**** Information supplied ****
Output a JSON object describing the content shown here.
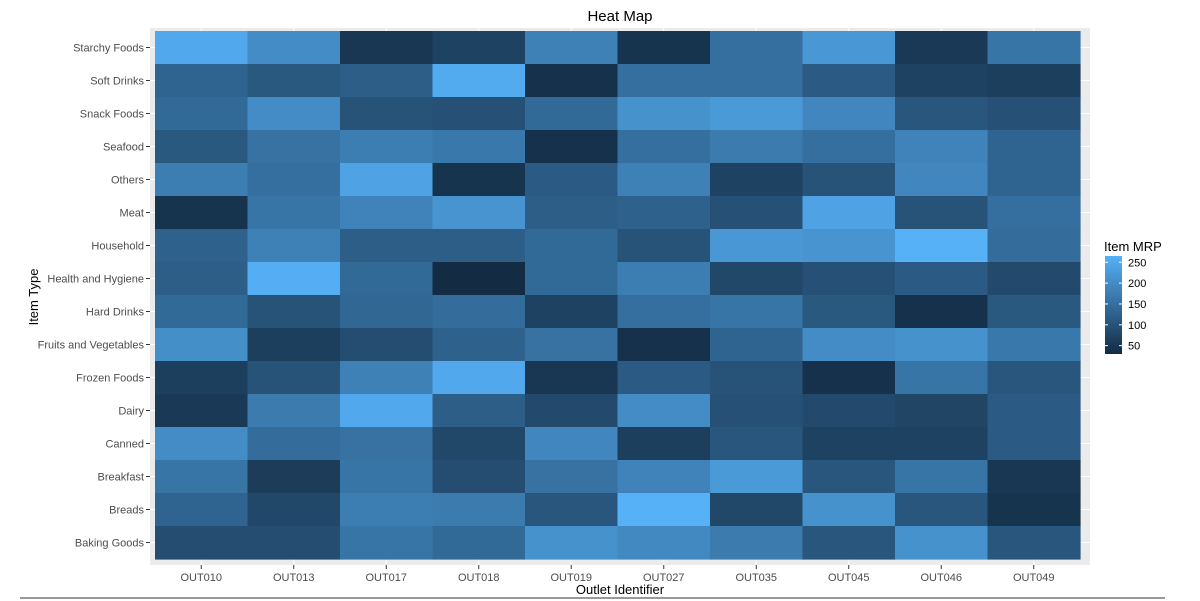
{
  "chart_data": {
    "type": "heatmap",
    "title": "Heat Map",
    "xlabel": "Outlet Identifier",
    "ylabel": "Item Type",
    "x": [
      "OUT010",
      "OUT013",
      "OUT017",
      "OUT018",
      "OUT019",
      "OUT027",
      "OUT035",
      "OUT045",
      "OUT046",
      "OUT049"
    ],
    "y": [
      "Starchy Foods",
      "Soft Drinks",
      "Snack Foods",
      "Seafood",
      "Others",
      "Meat",
      "Household",
      "Health and Hygiene",
      "Hard Drinks",
      "Fruits and Vegetables",
      "Frozen Foods",
      "Dairy",
      "Canned",
      "Breakfast",
      "Breads",
      "Baking Goods"
    ],
    "values": [
      [
        250,
        200,
        50,
        70,
        180,
        45,
        150,
        220,
        55,
        160
      ],
      [
        130,
        110,
        120,
        255,
        40,
        150,
        150,
        115,
        70,
        65
      ],
      [
        140,
        200,
        100,
        95,
        140,
        210,
        225,
        190,
        105,
        95
      ],
      [
        110,
        155,
        175,
        165,
        40,
        150,
        170,
        150,
        185,
        130
      ],
      [
        175,
        150,
        240,
        45,
        115,
        180,
        70,
        100,
        190,
        130
      ],
      [
        45,
        160,
        185,
        215,
        120,
        125,
        95,
        240,
        100,
        150
      ],
      [
        125,
        180,
        120,
        120,
        140,
        100,
        220,
        215,
        265,
        145
      ],
      [
        120,
        260,
        140,
        30,
        140,
        175,
        80,
        95,
        115,
        85
      ],
      [
        140,
        100,
        135,
        145,
        70,
        150,
        160,
        110,
        40,
        110
      ],
      [
        205,
        65,
        90,
        125,
        155,
        40,
        130,
        200,
        210,
        165
      ],
      [
        65,
        100,
        180,
        250,
        50,
        115,
        100,
        40,
        160,
        105
      ],
      [
        55,
        170,
        250,
        120,
        85,
        200,
        95,
        85,
        75,
        115
      ],
      [
        200,
        145,
        155,
        80,
        190,
        65,
        105,
        70,
        70,
        115
      ],
      [
        160,
        60,
        160,
        90,
        155,
        185,
        225,
        105,
        160,
        50
      ],
      [
        130,
        80,
        175,
        170,
        105,
        265,
        80,
        210,
        105,
        45
      ],
      [
        90,
        90,
        160,
        140,
        210,
        195,
        170,
        105,
        210,
        105
      ]
    ],
    "value_range": [
      30,
      265
    ],
    "legend": {
      "title": "Item MRP",
      "position": "right",
      "ticks": [
        250,
        200,
        150,
        100,
        50
      ],
      "tick_labels": [
        "250",
        "200",
        "150",
        "100",
        "50"
      ]
    },
    "colors": {
      "low": "#132b43",
      "high": "#56b1f7",
      "panel_bg": "#ebebeb"
    }
  }
}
****
Leave out the pictures and restate everything else word for word.

Output a JSON object describing the content shown here.
{
  "chart_data": {
    "type": "heatmap",
    "title": "Heat Map",
    "xlabel": "Outlet Identifier",
    "ylabel": "Item Type",
    "x": [
      "OUT010",
      "OUT013",
      "OUT017",
      "OUT018",
      "OUT019",
      "OUT027",
      "OUT035",
      "OUT045",
      "OUT046",
      "OUT049"
    ],
    "y": [
      "Starchy Foods",
      "Soft Drinks",
      "Snack Foods",
      "Seafood",
      "Others",
      "Meat",
      "Household",
      "Health and Hygiene",
      "Hard Drinks",
      "Fruits and Vegetables",
      "Frozen Foods",
      "Dairy",
      "Canned",
      "Breakfast",
      "Breads",
      "Baking Goods"
    ],
    "values": [
      [
        250,
        200,
        50,
        70,
        180,
        45,
        150,
        220,
        55,
        160
      ],
      [
        130,
        110,
        120,
        255,
        40,
        150,
        150,
        115,
        70,
        65
      ],
      [
        140,
        200,
        100,
        95,
        140,
        210,
        225,
        190,
        105,
        95
      ],
      [
        110,
        155,
        175,
        165,
        40,
        150,
        170,
        150,
        185,
        130
      ],
      [
        175,
        150,
        240,
        45,
        115,
        180,
        70,
        100,
        190,
        130
      ],
      [
        45,
        160,
        185,
        215,
        120,
        125,
        95,
        240,
        100,
        150
      ],
      [
        125,
        180,
        120,
        120,
        140,
        100,
        220,
        215,
        265,
        145
      ],
      [
        120,
        260,
        140,
        30,
        140,
        175,
        80,
        95,
        115,
        85
      ],
      [
        140,
        100,
        135,
        145,
        70,
        150,
        160,
        110,
        40,
        110
      ],
      [
        205,
        65,
        90,
        125,
        155,
        40,
        130,
        200,
        210,
        165
      ],
      [
        65,
        100,
        180,
        250,
        50,
        115,
        100,
        40,
        160,
        105
      ],
      [
        55,
        170,
        250,
        120,
        85,
        200,
        95,
        85,
        75,
        115
      ],
      [
        200,
        145,
        155,
        80,
        190,
        65,
        105,
        70,
        70,
        115
      ],
      [
        160,
        60,
        160,
        90,
        155,
        185,
        225,
        105,
        160,
        50
      ],
      [
        130,
        80,
        175,
        170,
        105,
        265,
        80,
        210,
        105,
        45
      ],
      [
        90,
        90,
        160,
        140,
        210,
        195,
        170,
        105,
        210,
        105
      ]
    ],
    "value_range": [
      30,
      265
    ],
    "legend": {
      "title": "Item MRP",
      "position": "right",
      "ticks": [
        250,
        200,
        150,
        100,
        50
      ],
      "tick_labels": [
        "250",
        "200",
        "150",
        "100",
        "50"
      ]
    },
    "colors": {
      "low": "#132b43",
      "high": "#56b1f7",
      "panel_bg": "#ebebeb"
    }
  }
}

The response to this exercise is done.